=== Supplied records ===

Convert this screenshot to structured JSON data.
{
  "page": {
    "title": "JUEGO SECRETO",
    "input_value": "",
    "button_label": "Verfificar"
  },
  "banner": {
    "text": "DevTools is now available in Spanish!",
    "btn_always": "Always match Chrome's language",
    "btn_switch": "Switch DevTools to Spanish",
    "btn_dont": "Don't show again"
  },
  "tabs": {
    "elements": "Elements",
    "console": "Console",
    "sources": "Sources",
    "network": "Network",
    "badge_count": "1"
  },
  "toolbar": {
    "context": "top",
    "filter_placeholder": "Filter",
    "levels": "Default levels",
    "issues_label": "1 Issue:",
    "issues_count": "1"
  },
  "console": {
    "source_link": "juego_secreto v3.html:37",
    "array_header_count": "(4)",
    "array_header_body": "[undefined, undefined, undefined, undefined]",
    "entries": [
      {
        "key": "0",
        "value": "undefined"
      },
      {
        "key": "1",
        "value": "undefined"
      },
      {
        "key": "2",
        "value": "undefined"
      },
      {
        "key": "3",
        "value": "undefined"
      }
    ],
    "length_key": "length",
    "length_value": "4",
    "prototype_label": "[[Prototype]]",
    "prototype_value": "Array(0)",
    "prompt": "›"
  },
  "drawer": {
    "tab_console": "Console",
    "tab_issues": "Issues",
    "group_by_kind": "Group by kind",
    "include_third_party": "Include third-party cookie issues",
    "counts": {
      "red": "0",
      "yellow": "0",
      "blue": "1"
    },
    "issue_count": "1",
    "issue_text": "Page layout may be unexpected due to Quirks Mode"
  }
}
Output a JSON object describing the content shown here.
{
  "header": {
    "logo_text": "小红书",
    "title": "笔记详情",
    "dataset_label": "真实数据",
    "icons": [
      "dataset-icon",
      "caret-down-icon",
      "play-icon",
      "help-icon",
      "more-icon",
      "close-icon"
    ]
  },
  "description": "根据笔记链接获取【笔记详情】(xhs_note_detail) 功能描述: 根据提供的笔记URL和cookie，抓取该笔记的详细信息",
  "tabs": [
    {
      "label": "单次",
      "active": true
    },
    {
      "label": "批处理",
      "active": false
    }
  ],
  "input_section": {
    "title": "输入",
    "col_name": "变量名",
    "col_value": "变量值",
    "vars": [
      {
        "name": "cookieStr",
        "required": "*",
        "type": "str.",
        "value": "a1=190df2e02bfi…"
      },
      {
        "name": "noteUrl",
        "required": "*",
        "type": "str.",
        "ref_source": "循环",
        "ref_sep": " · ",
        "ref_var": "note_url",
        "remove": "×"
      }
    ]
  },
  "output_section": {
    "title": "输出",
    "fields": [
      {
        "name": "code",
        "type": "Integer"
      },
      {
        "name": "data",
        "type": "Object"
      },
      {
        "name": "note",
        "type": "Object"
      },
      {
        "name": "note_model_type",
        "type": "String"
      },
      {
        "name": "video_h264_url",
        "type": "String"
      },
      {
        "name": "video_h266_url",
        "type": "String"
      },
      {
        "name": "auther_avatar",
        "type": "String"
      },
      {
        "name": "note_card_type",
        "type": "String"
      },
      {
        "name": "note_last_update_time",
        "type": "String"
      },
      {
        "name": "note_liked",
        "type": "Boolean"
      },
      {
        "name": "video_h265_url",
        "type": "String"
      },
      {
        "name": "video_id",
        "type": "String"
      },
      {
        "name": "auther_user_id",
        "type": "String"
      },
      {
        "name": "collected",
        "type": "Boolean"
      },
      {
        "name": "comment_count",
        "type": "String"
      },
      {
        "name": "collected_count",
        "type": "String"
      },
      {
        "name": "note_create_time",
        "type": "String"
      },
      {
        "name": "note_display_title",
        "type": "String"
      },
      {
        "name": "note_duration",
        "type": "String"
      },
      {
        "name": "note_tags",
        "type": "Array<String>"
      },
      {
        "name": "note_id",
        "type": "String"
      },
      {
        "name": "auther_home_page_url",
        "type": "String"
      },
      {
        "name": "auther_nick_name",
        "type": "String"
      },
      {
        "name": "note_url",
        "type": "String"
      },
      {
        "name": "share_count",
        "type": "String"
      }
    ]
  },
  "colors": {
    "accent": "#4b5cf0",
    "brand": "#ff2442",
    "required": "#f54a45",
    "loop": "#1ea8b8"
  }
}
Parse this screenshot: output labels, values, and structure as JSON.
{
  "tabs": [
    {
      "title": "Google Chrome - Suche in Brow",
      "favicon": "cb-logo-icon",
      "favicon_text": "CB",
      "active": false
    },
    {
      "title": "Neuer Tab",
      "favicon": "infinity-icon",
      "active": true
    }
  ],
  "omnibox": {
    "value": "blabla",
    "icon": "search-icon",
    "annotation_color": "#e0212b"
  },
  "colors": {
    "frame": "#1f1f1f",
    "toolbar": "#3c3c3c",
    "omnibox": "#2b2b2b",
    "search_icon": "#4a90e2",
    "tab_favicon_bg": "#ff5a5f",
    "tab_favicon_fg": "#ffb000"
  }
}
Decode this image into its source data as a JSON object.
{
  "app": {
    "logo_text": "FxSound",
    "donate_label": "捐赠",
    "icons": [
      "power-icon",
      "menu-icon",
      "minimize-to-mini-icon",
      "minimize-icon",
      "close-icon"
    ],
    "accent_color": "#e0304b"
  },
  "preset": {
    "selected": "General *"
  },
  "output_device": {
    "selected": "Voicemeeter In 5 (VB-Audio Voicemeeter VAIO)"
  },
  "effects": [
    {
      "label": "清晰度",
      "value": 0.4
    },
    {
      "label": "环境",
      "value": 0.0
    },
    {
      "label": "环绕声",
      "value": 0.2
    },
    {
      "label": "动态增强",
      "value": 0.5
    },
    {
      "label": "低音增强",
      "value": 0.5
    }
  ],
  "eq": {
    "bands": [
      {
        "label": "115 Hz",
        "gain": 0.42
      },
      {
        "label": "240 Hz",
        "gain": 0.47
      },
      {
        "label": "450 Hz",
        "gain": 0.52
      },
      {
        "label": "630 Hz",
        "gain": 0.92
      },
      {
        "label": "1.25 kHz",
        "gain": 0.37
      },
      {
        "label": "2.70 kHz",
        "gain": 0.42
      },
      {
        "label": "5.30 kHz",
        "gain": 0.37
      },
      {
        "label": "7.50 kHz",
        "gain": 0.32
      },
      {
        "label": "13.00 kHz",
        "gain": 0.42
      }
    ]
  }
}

===

Set exercise:
Each line of the material above needs to be quoted exactly, please.

Complete answer:
Convert this screenshot to structured JSON data.
{
  "page": {
    "title": "JUEGO SECRETO",
    "input_value": "",
    "button_label": "Verfificar"
  },
  "banner": {
    "text": "DevTools is now available in Spanish!",
    "btn_always": "Always match Chrome's language",
    "btn_switch": "Switch DevTools to Spanish",
    "btn_dont": "Don't show again"
  },
  "tabs": {
    "elements": "Elements",
    "console": "Console",
    "sources": "Sources",
    "network": "Network",
    "badge_count": "1"
  },
  "toolbar": {
    "context": "top",
    "filter_placeholder": "Filter",
    "levels": "Default levels",
    "issues_label": "1 Issue:",
    "issues_count": "1"
  },
  "console": {
    "source_link": "juego_secreto v3.html:37",
    "array_header_count": "(4)",
    "array_header_body": "[undefined, undefined, undefined, undefined]",
    "entries": [
      {
        "key": "0",
        "value": "undefined"
      },
      {
        "key": "1",
        "value": "undefined"
      },
      {
        "key": "2",
        "value": "undefined"
      },
      {
        "key": "3",
        "value": "undefined"
      }
    ],
    "length_key": "length",
    "length_value": "4",
    "prototype_label": "[[Prototype]]",
    "prototype_value": "Array(0)",
    "prompt": "›"
  },
  "drawer": {
    "tab_console": "Console",
    "tab_issues": "Issues",
    "group_by_kind": "Group by kind",
    "include_third_party": "Include third-party cookie issues",
    "counts": {
      "red": "0",
      "yellow": "0",
      "blue": "1"
    },
    "issue_count": "1",
    "issue_text": "Page layout may be unexpected due to Quirks Mode"
  }
}
Output a JSON object describing the content shown here.
{
  "header": {
    "logo_text": "小红书",
    "title": "笔记详情",
    "dataset_label": "真实数据",
    "icons": [
      "dataset-icon",
      "caret-down-icon",
      "play-icon",
      "help-icon",
      "more-icon",
      "close-icon"
    ]
  },
  "description": "根据笔记链接获取【笔记详情】(xhs_note_detail) 功能描述: 根据提供的笔记URL和cookie，抓取该笔记的详细信息",
  "tabs": [
    {
      "label": "单次",
      "active": true
    },
    {
      "label": "批处理",
      "active": false
    }
  ],
  "input_section": {
    "title": "输入",
    "col_name": "变量名",
    "col_value": "变量值",
    "vars": [
      {
        "name": "cookieStr",
        "required": "*",
        "type": "str.",
        "value": "a1=190df2e02bfi…"
      },
      {
        "name": "noteUrl",
        "required": "*",
        "type": "str.",
        "ref_source": "循环",
        "ref_sep": " · ",
        "ref_var": "note_url",
        "remove": "×"
      }
    ]
  },
  "output_section": {
    "title": "输出",
    "fields": [
      {
        "name": "code",
        "type": "Integer"
      },
      {
        "name": "data",
        "type": "Object"
      },
      {
        "name": "note",
        "type": "Object"
      },
      {
        "name": "note_model_type",
        "type": "String"
      },
      {
        "name": "video_h264_url",
        "type": "String"
      },
      {
        "name": "video_h266_url",
        "type": "String"
      },
      {
        "name": "auther_avatar",
        "type": "String"
      },
      {
        "name": "note_card_type",
        "type": "String"
      },
      {
        "name": "note_last_update_time",
        "type": "String"
      },
      {
        "name": "note_liked",
        "type": "Boolean"
      },
      {
        "name": "video_h265_url",
        "type": "String"
      },
      {
        "name": "video_id",
        "type": "String"
      },
      {
        "name": "auther_user_id",
        "type": "String"
      },
      {
        "name": "collected",
        "type": "Boolean"
      },
      {
        "name": "comment_count",
        "type": "String"
      },
      {
        "name": "collected_count",
        "type": "String"
      },
      {
        "name": "note_create_time",
        "type": "String"
      },
      {
        "name": "note_display_title",
        "type": "String"
      },
      {
        "name": "note_duration",
        "type": "String"
      },
      {
        "name": "note_tags",
        "type": "Array<String>"
      },
      {
        "name": "note_id",
        "type": "String"
      },
      {
        "name": "auther_home_page_url",
        "type": "String"
      },
      {
        "name": "auther_nick_name",
        "type": "String"
      },
      {
        "name": "note_url",
        "type": "String"
      },
      {
        "name": "share_count",
        "type": "String"
      }
    ]
  },
  "colors": {
    "accent": "#4b5cf0",
    "brand": "#ff2442",
    "required": "#f54a45",
    "loop": "#1ea8b8"
  }
}
Parse this screenshot: output labels, values, and structure as JSON.
{
  "tabs": [
    {
      "title": "Google Chrome - Suche in Brow",
      "favicon": "cb-logo-icon",
      "favicon_text": "CB",
      "active": false
    },
    {
      "title": "Neuer Tab",
      "favicon": "infinity-icon",
      "active": true
    }
  ],
  "omnibox": {
    "value": "blabla",
    "icon": "search-icon",
    "annotation_color": "#e0212b"
  },
  "colors": {
    "frame": "#1f1f1f",
    "toolbar": "#3c3c3c",
    "omnibox": "#2b2b2b",
    "search_icon": "#4a90e2",
    "tab_favicon_bg": "#ff5a5f",
    "tab_favicon_fg": "#ffb000"
  }
}
Decode this image into its source data as a JSON object.
{
  "app": {
    "logo_text": "FxSound",
    "donate_label": "捐赠",
    "icons": [
      "power-icon",
      "menu-icon",
      "minimize-to-mini-icon",
      "minimize-icon",
      "close-icon"
    ],
    "accent_color": "#e0304b"
  },
  "preset": {
    "selected": "General *"
  },
  "output_device": {
    "selected": "Voicemeeter In 5 (VB-Audio Voicemeeter VAIO)"
  },
  "effects": [
    {
      "label": "清晰度",
      "value": 0.4
    },
    {
      "label": "环境",
      "value": 0.0
    },
    {
      "label": "环绕声",
      "value": 0.2
    },
    {
      "label": "动态增强",
      "value": 0.5
    },
    {
      "label": "低音增强",
      "value": 0.5
    }
  ],
  "eq": {
    "bands": [
      {
        "label": "115 Hz",
        "gain": 0.42
      },
      {
        "label": "240 Hz",
        "gain": 0.47
      },
      {
        "label": "450 Hz",
        "gain": 0.52
      },
      {
        "label": "630 Hz",
        "gain": 0.92
      },
      {
        "label": "1.25 kHz",
        "gain": 0.37
      },
      {
        "label": "2.70 kHz",
        "gain": 0.42
      },
      {
        "label": "5.30 kHz",
        "gain": 0.37
      },
      {
        "label": "7.50 kHz",
        "gain": 0.32
      },
      {
        "label": "13.00 kHz",
        "gain": 0.42
      }
    ]
  }
}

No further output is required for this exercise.